▶ [What is asked]:
Find and copy lines holding "type".

════════════════════

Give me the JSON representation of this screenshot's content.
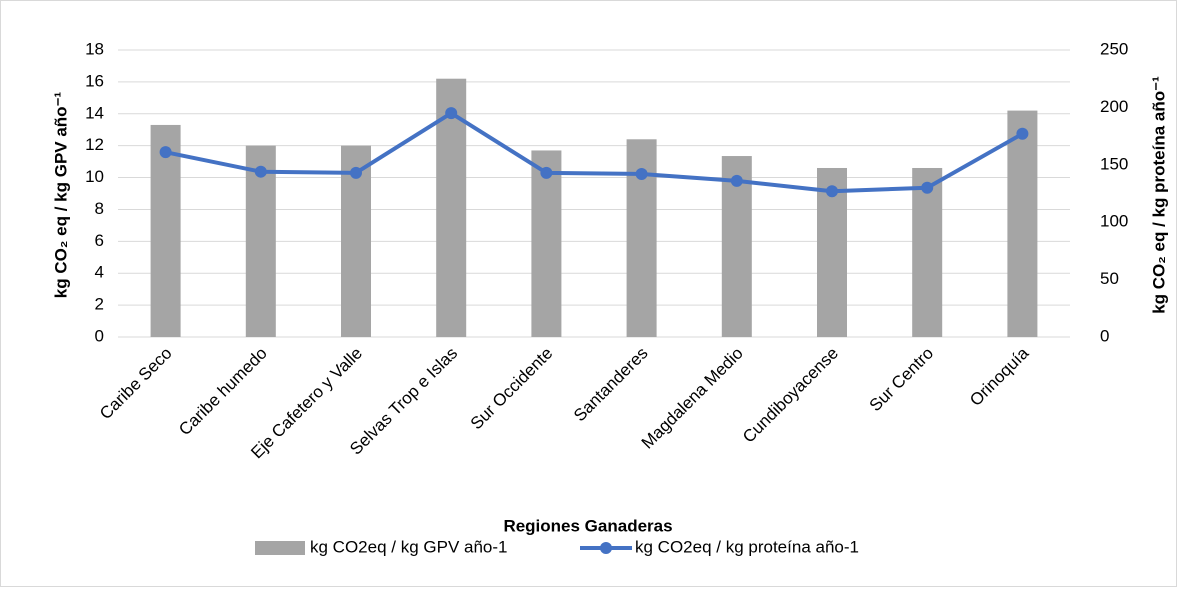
{
  "chart_data": {
    "type": "bar-line",
    "x_label": "Regiones Ganaderas",
    "y_label": "kg CO₂ eq / kg GPV año⁻¹",
    "y2_label": "kg CO₂ eq / kg proteína año⁻¹",
    "categories": [
      "Caribe Seco",
      "Caribe humedo",
      "Eje Cafetero y Valle",
      "Selvas Trop e Islas",
      "Sur Occidente",
      "Santanderes",
      "Magdalena Medio",
      "Cundiboyacense",
      "Sur Centro",
      "Orinoquía"
    ],
    "series": [
      {
        "name": "kg CO2eq / kg GPV año-1",
        "type": "bar",
        "color": "#a5a5a5",
        "values": [
          13.3,
          12.0,
          12.0,
          16.2,
          11.7,
          12.4,
          11.35,
          10.6,
          10.6,
          14.2
        ]
      },
      {
        "name": "kg CO2eq / kg proteína año-1",
        "type": "line",
        "axis": "y2",
        "color": "#4472c4",
        "values": [
          161,
          144,
          143,
          195,
          143,
          142,
          136,
          127,
          130,
          177
        ]
      }
    ],
    "ylim": [
      0,
      18
    ],
    "yticks": [
      0,
      2,
      4,
      6,
      8,
      10,
      12,
      14,
      16,
      18
    ],
    "y2lim": [
      0,
      250
    ],
    "y2ticks": [
      0,
      50,
      100,
      150,
      200,
      250
    ],
    "grid": true,
    "legend": "bottom"
  }
}
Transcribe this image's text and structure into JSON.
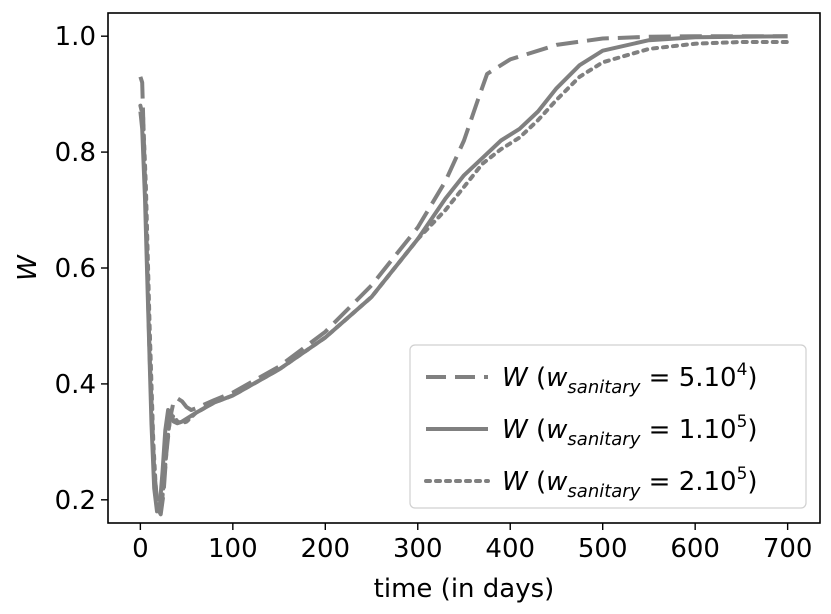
{
  "chart_data": {
    "type": "line",
    "title": "",
    "xlabel": "time (in days)",
    "ylabel": "W",
    "xlim": [
      -35,
      735
    ],
    "ylim": [
      0.16,
      1.04
    ],
    "xticks": [
      0,
      100,
      200,
      300,
      400,
      500,
      600,
      700
    ],
    "yticks": [
      0.2,
      0.4,
      0.6,
      0.8,
      1.0
    ],
    "xtick_labels": [
      "0",
      "100",
      "200",
      "300",
      "400",
      "500",
      "600",
      "700"
    ],
    "ytick_labels": [
      "0.2",
      "0.4",
      "0.6",
      "0.8",
      "1.0"
    ],
    "grid": false,
    "legend_position": "bottom-right",
    "line_color": "#808080",
    "series": [
      {
        "name": "W (w_sanitary = 5.10^4)",
        "legend": {
          "prefix": "W (",
          "var": "w",
          "sub": "sanitary",
          "eq": " = 5.10",
          "sup": "4",
          "close": ")"
        },
        "style": "dashed",
        "x": [
          0,
          2,
          5,
          10,
          15,
          19,
          22,
          25,
          28,
          32,
          36,
          40,
          45,
          50,
          55,
          60,
          80,
          100,
          150,
          200,
          250,
          300,
          330,
          350,
          365,
          375,
          400,
          450,
          500,
          550,
          600,
          650,
          700
        ],
        "y": [
          0.93,
          0.92,
          0.75,
          0.45,
          0.25,
          0.185,
          0.175,
          0.21,
          0.28,
          0.34,
          0.37,
          0.375,
          0.37,
          0.36,
          0.355,
          0.358,
          0.372,
          0.385,
          0.43,
          0.49,
          0.57,
          0.67,
          0.75,
          0.82,
          0.89,
          0.935,
          0.96,
          0.985,
          0.996,
          0.999,
          1.0,
          1.0,
          1.0
        ]
      },
      {
        "name": "W (w_sanitary = 1.10^5)",
        "legend": {
          "prefix": "W (",
          "var": "w",
          "sub": "sanitary",
          "eq": " = 1.10",
          "sup": "5",
          "close": ")"
        },
        "style": "solid",
        "x": [
          0,
          2,
          5,
          8,
          12,
          15,
          18,
          21,
          24,
          27,
          30,
          33,
          36,
          40,
          45,
          50,
          60,
          80,
          100,
          150,
          200,
          250,
          300,
          330,
          350,
          370,
          390,
          410,
          430,
          450,
          475,
          500,
          550,
          600,
          650,
          700
        ],
        "y": [
          0.87,
          0.84,
          0.72,
          0.55,
          0.33,
          0.22,
          0.18,
          0.19,
          0.25,
          0.32,
          0.355,
          0.35,
          0.335,
          0.332,
          0.335,
          0.34,
          0.35,
          0.368,
          0.38,
          0.425,
          0.48,
          0.55,
          0.65,
          0.72,
          0.76,
          0.79,
          0.82,
          0.84,
          0.87,
          0.91,
          0.95,
          0.975,
          0.993,
          0.998,
          0.999,
          1.0
        ]
      },
      {
        "name": "W (w_sanitary = 2.10^5)",
        "legend": {
          "prefix": "W (",
          "var": "w",
          "sub": "sanitary",
          "eq": " = 2.10",
          "sup": "5",
          "close": ")"
        },
        "style": "dotted",
        "x": [
          0,
          3,
          6,
          10,
          14,
          17,
          20,
          23,
          26,
          29,
          32,
          36,
          40,
          45,
          50,
          60,
          80,
          100,
          150,
          200,
          250,
          300,
          330,
          350,
          370,
          390,
          410,
          430,
          450,
          475,
          500,
          550,
          600,
          650,
          700
        ],
        "y": [
          0.88,
          0.86,
          0.74,
          0.5,
          0.3,
          0.21,
          0.18,
          0.19,
          0.24,
          0.3,
          0.34,
          0.345,
          0.335,
          0.332,
          0.335,
          0.35,
          0.368,
          0.38,
          0.425,
          0.48,
          0.55,
          0.65,
          0.7,
          0.74,
          0.78,
          0.805,
          0.825,
          0.855,
          0.89,
          0.93,
          0.955,
          0.978,
          0.987,
          0.99,
          0.99
        ]
      }
    ]
  }
}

════════════════════

▶ [Exercise answer]:
    "type": "bar-line",
        "type": "bar",
        "type": "line",
    "type": "line",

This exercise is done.